■ **DIRECTION**: Return each line containing "title".

■ **DATA**:
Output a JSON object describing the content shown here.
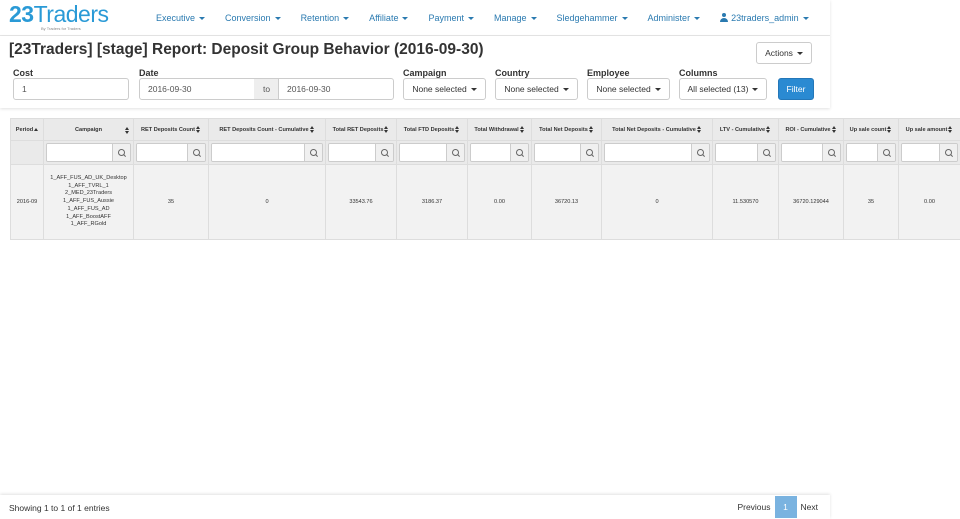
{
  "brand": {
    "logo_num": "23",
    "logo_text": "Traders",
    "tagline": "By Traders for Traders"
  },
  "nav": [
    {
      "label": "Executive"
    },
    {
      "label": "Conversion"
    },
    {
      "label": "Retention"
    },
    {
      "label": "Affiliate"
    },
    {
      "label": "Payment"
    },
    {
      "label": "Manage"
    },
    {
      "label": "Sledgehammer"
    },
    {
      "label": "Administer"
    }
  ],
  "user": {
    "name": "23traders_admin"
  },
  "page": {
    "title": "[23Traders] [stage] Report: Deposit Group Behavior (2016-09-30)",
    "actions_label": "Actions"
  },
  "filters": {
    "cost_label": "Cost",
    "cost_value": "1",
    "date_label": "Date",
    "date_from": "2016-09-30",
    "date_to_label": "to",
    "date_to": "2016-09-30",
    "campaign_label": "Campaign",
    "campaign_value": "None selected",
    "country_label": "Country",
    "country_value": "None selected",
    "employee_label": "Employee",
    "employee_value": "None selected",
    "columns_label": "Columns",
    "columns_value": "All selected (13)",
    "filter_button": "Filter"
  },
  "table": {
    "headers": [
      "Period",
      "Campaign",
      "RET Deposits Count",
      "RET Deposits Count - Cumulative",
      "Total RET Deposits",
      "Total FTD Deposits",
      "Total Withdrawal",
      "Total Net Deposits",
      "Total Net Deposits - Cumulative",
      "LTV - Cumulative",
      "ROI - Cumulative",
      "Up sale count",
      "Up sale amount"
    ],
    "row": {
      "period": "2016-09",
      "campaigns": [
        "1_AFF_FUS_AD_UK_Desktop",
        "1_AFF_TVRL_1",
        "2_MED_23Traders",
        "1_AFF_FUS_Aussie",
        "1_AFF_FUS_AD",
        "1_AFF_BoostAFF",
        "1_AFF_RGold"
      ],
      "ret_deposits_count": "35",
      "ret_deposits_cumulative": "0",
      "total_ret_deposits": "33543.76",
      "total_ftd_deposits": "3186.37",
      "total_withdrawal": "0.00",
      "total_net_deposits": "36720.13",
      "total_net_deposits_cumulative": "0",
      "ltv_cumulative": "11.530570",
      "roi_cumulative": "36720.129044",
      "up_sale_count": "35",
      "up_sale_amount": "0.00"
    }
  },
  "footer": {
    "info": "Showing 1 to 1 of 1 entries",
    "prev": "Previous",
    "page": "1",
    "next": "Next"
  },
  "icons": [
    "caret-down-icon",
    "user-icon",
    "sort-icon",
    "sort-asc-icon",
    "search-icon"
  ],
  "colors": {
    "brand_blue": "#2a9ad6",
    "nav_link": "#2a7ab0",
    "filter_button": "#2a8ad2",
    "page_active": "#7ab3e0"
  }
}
...
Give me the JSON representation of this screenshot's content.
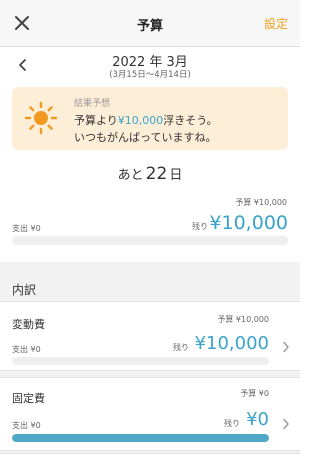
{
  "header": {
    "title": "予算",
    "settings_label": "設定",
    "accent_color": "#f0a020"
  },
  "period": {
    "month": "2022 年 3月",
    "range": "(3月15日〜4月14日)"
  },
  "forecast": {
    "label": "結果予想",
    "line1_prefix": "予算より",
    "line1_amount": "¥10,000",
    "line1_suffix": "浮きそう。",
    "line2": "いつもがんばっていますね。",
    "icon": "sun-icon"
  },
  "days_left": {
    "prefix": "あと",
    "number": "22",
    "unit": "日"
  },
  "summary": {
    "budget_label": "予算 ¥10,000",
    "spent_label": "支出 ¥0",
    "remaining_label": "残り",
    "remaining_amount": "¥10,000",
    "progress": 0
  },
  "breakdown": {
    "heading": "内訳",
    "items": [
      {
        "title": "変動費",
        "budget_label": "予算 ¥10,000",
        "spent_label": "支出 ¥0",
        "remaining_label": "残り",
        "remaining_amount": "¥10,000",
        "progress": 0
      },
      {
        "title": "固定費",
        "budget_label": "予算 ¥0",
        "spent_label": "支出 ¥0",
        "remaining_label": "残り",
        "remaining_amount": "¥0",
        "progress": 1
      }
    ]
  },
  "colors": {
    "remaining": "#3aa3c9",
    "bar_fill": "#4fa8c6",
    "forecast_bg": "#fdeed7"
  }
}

■ **REPLY**:
    "title": "[23Traders] [stage] Report: Deposit Group Behavior (2016-09-30)",
    "title": "予算",
        "title": "変動費",
        "title": "固定費",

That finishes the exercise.